DOCUMENT TEXT:
Solving the JPEG Artifact Problem in Computer Vision Datasets
A new study from the University of Maryland and Facebook AI has found a ‘significant performance penalty' for deep learning systems that use highly compressed JPEG images in their datasets, and offers some new methods to mitigate the effects of this.
The report, titled Analyzing and Mitigating JPEG Compression Defects in Deep Learning, claims to be ‘significantly more comprehensive' than previous studies into the effects of artifacts in training computer vision datasets. The paper finds that ‘[heavy] to moderate JPEG compression incurs a significant performance penalty on standard metrics', and that neural networks are perhaps not as resilient to such perturbations as previous work suggests.
Compression Artifacts as ‘Data'
Extreme JPEG compression is likely to create visible or semi-visible borders around the 8×8 blocks out of which a JPEG is assembled into a pixel grid. Once these blocking or ‘ringing' artifacts appear, they are likely to be misinterpreted by machine learning systems as real world elements of the subject of the image, unless some compensation is made for this.
As seen in the first image above, such artifacts can affect image classification tasks, with implications also for text-recognition algorithms, which may fail to correctly identify artifact-affected characters.
In the case of image synthesis training systems (such as deepfake software or GAN-based image generation systems), a ‘rogue' block of low-quality, highly compressed images in a dataset may either drag the median quality of reproduction down, or else be subsumed and essentially overridden by a greater number of higher quality features extracted from better images in the set. In either case, better data is desirable – or, at least, consistent data.
JPEG – Usually ‘Good Enough'
JPEG compression is an irreversibly lossy codec that can be applied to various image formats, though it's primarily applied to the JFIF image file wrapper. Despite this, the JPEG (.jpg) format was named after its associated compression method, and not the JFIF wrapper for the image data.
Entire machine learning architectures have arisen in recent years that include JPEG-style artifact mitigation as part of AI-driven upscaling/restoring routines, and AI-based compression artifact removal is now incorporated into a number of commercial products, such as the Topaz image/video suite, and the neural features of recent versions of Adobe Photoshop.
Since the 1986 JPEG schema currently in common use was pretty much locked down in the early 1990s, it's not possible to add metadata to an image that would indicate which quality level (1-100) a JPEG image was saved at – at least, not without modifying over thirty years of legacy consumer, professional and academic software systems that weren't expecting such metadata to be available.

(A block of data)
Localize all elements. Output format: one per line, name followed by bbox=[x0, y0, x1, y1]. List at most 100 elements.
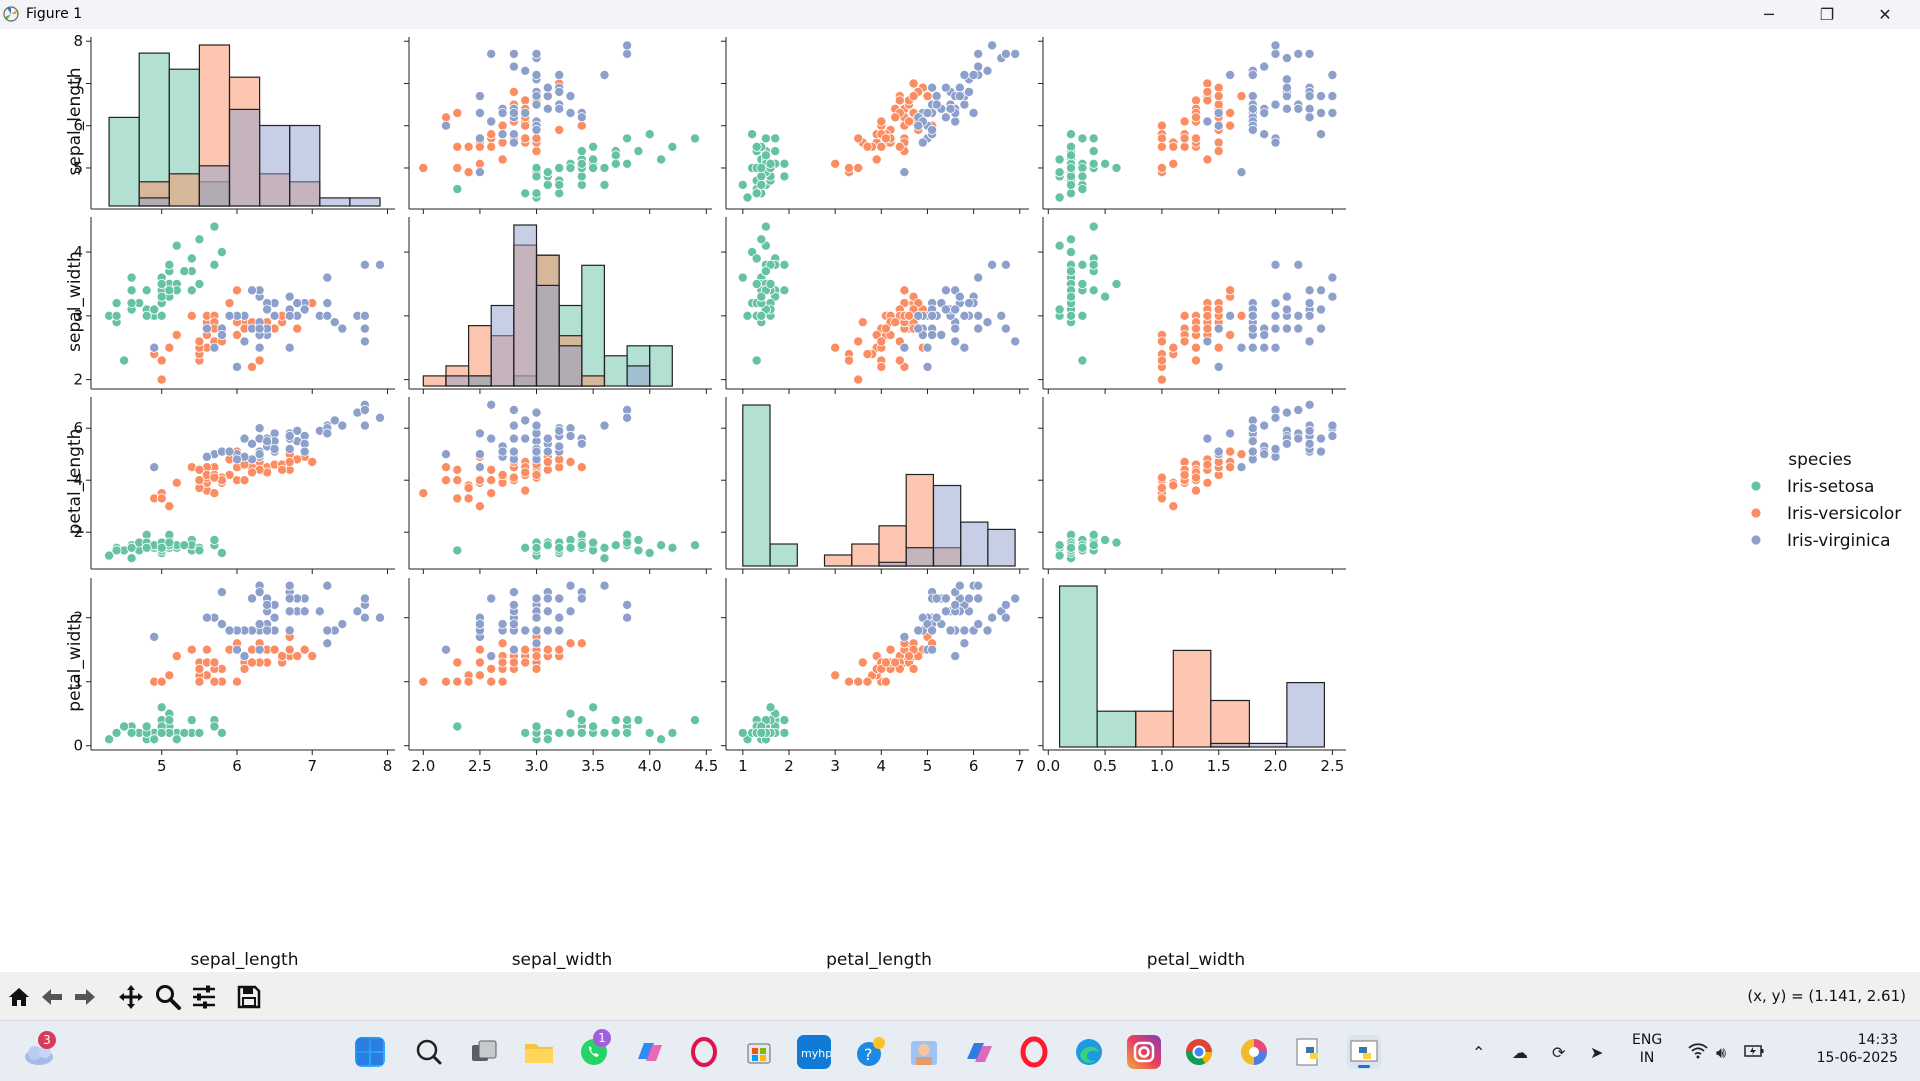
scatter-point bbox=[1066, 171, 1077, 182]
scatter-point bbox=[239, 433, 250, 444]
scatter-point bbox=[576, 171, 587, 182]
task-view-icon[interactable] bbox=[467, 1035, 501, 1069]
scatter-point bbox=[876, 116, 887, 127]
python-figure-active-icon[interactable] bbox=[1347, 1035, 1381, 1069]
colorful-app-icon[interactable] bbox=[1237, 1035, 1271, 1069]
forward-arrow-icon[interactable] bbox=[70, 982, 100, 1012]
sync-icon[interactable]: ⟳ bbox=[1552, 1043, 1566, 1062]
scatter-point bbox=[1054, 192, 1065, 203]
maximize-button[interactable]: ❐ bbox=[1819, 5, 1835, 24]
myhp-icon[interactable]: myhp bbox=[797, 1035, 832, 1069]
scatter-point bbox=[497, 446, 508, 457]
scatter-point bbox=[1088, 529, 1099, 540]
scatter-point bbox=[1281, 82, 1292, 93]
scatter-point bbox=[141, 310, 152, 321]
scatter-point bbox=[359, 612, 370, 623]
whatsapp-icon[interactable]: 1 bbox=[577, 1029, 611, 1069]
scatter-point bbox=[1293, 103, 1304, 114]
start-windows-icon[interactable] bbox=[355, 1037, 385, 1067]
search-icon[interactable] bbox=[412, 1035, 446, 1069]
close-button[interactable]: ✕ bbox=[1878, 5, 1892, 24]
scatter-point bbox=[520, 625, 531, 636]
send-icon[interactable]: ➤ bbox=[1590, 1043, 1604, 1062]
scatter-point bbox=[322, 580, 333, 591]
x-tick-label: 3.0 bbox=[525, 757, 549, 775]
scatter-point bbox=[830, 670, 841, 681]
scatter-point bbox=[452, 141, 463, 152]
scatter-point bbox=[452, 108, 463, 119]
wifi-icon[interactable] bbox=[1688, 1043, 1708, 1063]
scatter-point bbox=[922, 342, 933, 353]
scatter-point bbox=[322, 298, 333, 309]
opera-browser-icon[interactable] bbox=[1017, 1035, 1051, 1069]
home-icon[interactable] bbox=[4, 982, 34, 1012]
scatter-point bbox=[520, 95, 531, 106]
scatter-point bbox=[1077, 162, 1088, 173]
scatter-point bbox=[931, 593, 942, 604]
hist-bar bbox=[535, 284, 560, 387]
scatter-point bbox=[945, 103, 956, 114]
scatter-point bbox=[520, 727, 531, 738]
scatter-point bbox=[284, 593, 295, 604]
scatter-point bbox=[1168, 342, 1179, 353]
weather-icon[interactable]: 3 bbox=[22, 1031, 56, 1071]
scatter-point bbox=[1066, 188, 1077, 199]
microsoft-365-icon[interactable] bbox=[962, 1035, 996, 1069]
scatter-point bbox=[322, 625, 333, 636]
scatter-point bbox=[576, 179, 587, 190]
scatter-point bbox=[1202, 116, 1213, 127]
configure-subplots-icon[interactable] bbox=[189, 982, 219, 1012]
scatter-point bbox=[751, 188, 762, 199]
scatter-point bbox=[194, 464, 205, 475]
scatter-point bbox=[186, 715, 197, 726]
y-tick-label: 6 bbox=[73, 117, 83, 135]
scatter-point bbox=[908, 91, 919, 102]
scatter-point bbox=[1293, 48, 1304, 59]
get-help-icon[interactable]: ? bbox=[852, 1035, 886, 1069]
pan-icon[interactable] bbox=[116, 982, 146, 1012]
chevron-up-icon[interactable]: ⌃ bbox=[1472, 1043, 1486, 1062]
zoom-icon[interactable] bbox=[153, 982, 183, 1012]
language-indicator[interactable]: ENG IN bbox=[1632, 1031, 1662, 1067]
scatter-point bbox=[1281, 91, 1292, 102]
network-warning-icon[interactable]: ☁ bbox=[1512, 1043, 1528, 1062]
edge-browser-icon[interactable] bbox=[1072, 1035, 1106, 1069]
scatter-point bbox=[1111, 162, 1122, 173]
file-explorer-icon[interactable] bbox=[522, 1035, 556, 1069]
scatter-point bbox=[254, 355, 265, 366]
scatter-point bbox=[880, 676, 891, 687]
save-icon[interactable] bbox=[234, 982, 264, 1012]
python-idle-icon[interactable] bbox=[1292, 1035, 1326, 1069]
chrome-icon[interactable] bbox=[1182, 1035, 1216, 1069]
scatter-point bbox=[1156, 120, 1167, 131]
photos-avatar-icon[interactable] bbox=[907, 1035, 941, 1069]
scatter-point bbox=[126, 285, 137, 296]
system-clock[interactable]: 14:33 15-06-2025 bbox=[1780, 1031, 1898, 1067]
scatter-point bbox=[554, 86, 565, 97]
scatter-point bbox=[959, 625, 970, 636]
battery-icon[interactable] bbox=[1744, 1043, 1764, 1062]
minimize-button[interactable]: ─ bbox=[1764, 5, 1774, 24]
scatter-point bbox=[452, 721, 463, 732]
scatter-point bbox=[554, 188, 565, 199]
scatter-point bbox=[542, 179, 553, 190]
scatter-point bbox=[667, 141, 678, 152]
scatter-point bbox=[164, 285, 175, 296]
scatter-point bbox=[463, 482, 474, 493]
scatter-point bbox=[950, 323, 961, 334]
scatter-point bbox=[531, 407, 542, 418]
opera-gx-icon[interactable] bbox=[687, 1035, 721, 1069]
figure-canvas[interactable]: 5 6 7 8 2 3 4 2 4 6 0 1 2 5 6 7 8 2.0 2.5 3.0 3.5 4.0 4.5 1 2 3 4 5… bbox=[0, 29, 1920, 972]
scatter-point bbox=[1054, 540, 1065, 551]
microsoft-store-icon[interactable] bbox=[742, 1035, 776, 1069]
back-arrow-icon[interactable] bbox=[37, 982, 67, 1012]
scatter-point bbox=[239, 651, 250, 662]
scatter-point bbox=[973, 323, 984, 334]
instagram-icon[interactable] bbox=[1127, 1035, 1161, 1069]
scatter-point bbox=[610, 715, 621, 726]
scatter-point bbox=[542, 625, 553, 636]
scatter-point bbox=[1236, 167, 1247, 178]
copilot-icon[interactable] bbox=[632, 1035, 666, 1069]
x-axis-label: petal_width bbox=[1147, 950, 1245, 970]
volume-icon[interactable]: 🔊︎ bbox=[1716, 1043, 1727, 1062]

WHAT THIS EXERCISE ASKS:
A. Echo the JPEG compression artifacts article between "Compression Artifacts as" and "made for this.", inclusive.
B. Answer these from the JPEG compression artifacts article:
(i) Which two organizations produced the study?
(ii) What size are the blocks a JPEG is assembled from?
(iii) Which two commercial products are named as incorporating AI-based compression artifact removal?
C. Pick up the JPEG compression artifacts article after its final sentence and keep writing.

FINAL ANSWERS:
A.
Compression Artifacts as ‘Data'
Extreme JPEG compression is likely to create visible or semi-visible borders around the 8×8 blocks out of which a JPEG is assembled into a pixel grid. Once these blocking or ‘ringing' artifacts appear, they are likely to be misinterpreted by machine learning systems as real world elements of the subject of the image, unless some compensation is made for this.

B.
(i) The University of Maryland and Facebook AI
(ii) 8×8
(iii) The Topaz image/video suite and Adobe Photoshop

C.
Consequently, it's not uncommon to tailor machine learning training routines to the evaluated or known quality of JPEG image data, as the researchers have done for the new paper (see below). In the absence of a ‘quality' metadata entry, it's currently necessary to either know the details of how the image was compressed (i.e. compressed from a lossless source), or estimate the quality through perceptual algorithms or manual classification.
An Economical Compromise
JPEG is not the only lossy compression method that can affect the quality of machine learning datasets; compression settings in PDF files can also discard information in this way, and be set to very low quality levels in order to save disk space for local or network archival purposes.
This can be witnessed by sampling various PDFs across archive.org, some of which have been compressed so heavily as to be a notable challenge for image or text recognition systems. In many cases, such as copyrighted books, this intense compression seems to have been applied as a form of cheap DRM, in much the same way copyright holders may choose to lower the resolution of user-uploaded YouTube videos on which they hold the IP, leaving the ‘blocky' videos as promotional tokens to inspire ‘full res' purchases, rather than having them deleted.
In many other cases, the resolution or image quality is low simply because the data is very old, and hails from an era when local and network storage was more expensive, and when limited network speeds favored highly-optimized and portable images over high quality reproduction.
It's been argued that JPEG, while not the best solution now, has been ‘enshrined' as irremovable legacy infrastructure that's essentially intertwined with the foundations of the internet.
Though later innovations such as JPEG 2000, PNG and (most recently) the .webp format offer superior quality, re-sampling older, highly popular machine learning datasets would arguably ‘reset' the continuity and history of year-on-year computer vision challenges in the academic community – an impediment that would apply also in the case of resaving PNG dataset images at higher quality settings. This could be considered as a kind of technical debt.
While venerable server-driven image processing libraries such as ImageMagick support better formats, including .webp, image transformation requirements frequently occur in legacy systems that are not set up for anything other than JPG or PNG (which offers lossless compression, but at the expense of latency and disk space). Even WordPress, the CMS powering nearly 40% of all websites, only added .webp support three months ago.
PNG was a late (arguably too late) entry into the image format sector, arising as an open source solution in the latter part of the 1990s in response to a 1995 declaration by Unisys and CompuServe that royalties would henceforth be payable on the LZW compression format used in GIF files, which were commonly used back then for logos and flat-color elements, even if the format's resurrection in the early 2010s centered on its ability to provide low-bandwidth, snappy animated content (ironically, animated PNGs never gained popularity or wide support, and were even banned from Twitter in 2019).
Despite its shortcomings, JPEG compression is quick, space-efficient, and deeply embedded in systems of all types – and therefore not likely to disappear entirely from the machine learning scene in the near future.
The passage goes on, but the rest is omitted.